# Supplied data
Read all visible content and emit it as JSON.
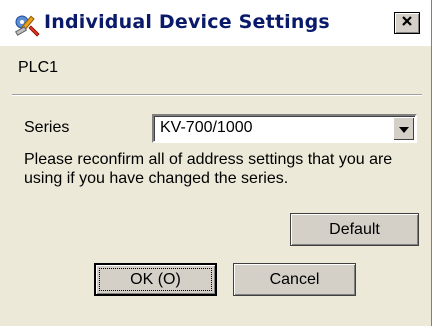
{
  "window": {
    "title": "Individual Device Settings",
    "close_glyph": "×",
    "icon": "settings-tools-icon"
  },
  "device": {
    "name": "PLC1"
  },
  "series": {
    "label": "Series",
    "selected_value": "KV-700/1000"
  },
  "message": "Please reconfirm all of address settings that you are using if you have changed the series.",
  "buttons": {
    "default_label": "Default",
    "ok_label": "OK (O)",
    "cancel_label": "Cancel"
  },
  "colors": {
    "dialog_background": "#ece9d8",
    "title_text": "#0a1a6a",
    "button_face": "#d4d0c8"
  }
}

# Your objective
Reproduce the material word for word, minus the images.

# Written response
Read all visible content and emit it as JSON.
{
  "window": {
    "title": "Individual Device Settings",
    "close_glyph": "×",
    "icon": "settings-tools-icon"
  },
  "device": {
    "name": "PLC1"
  },
  "series": {
    "label": "Series",
    "selected_value": "KV-700/1000"
  },
  "message": "Please reconfirm all of address settings that you are using if you have changed the series.",
  "buttons": {
    "default_label": "Default",
    "ok_label": "OK (O)",
    "cancel_label": "Cancel"
  },
  "colors": {
    "dialog_background": "#ece9d8",
    "title_text": "#0a1a6a",
    "button_face": "#d4d0c8"
  }
}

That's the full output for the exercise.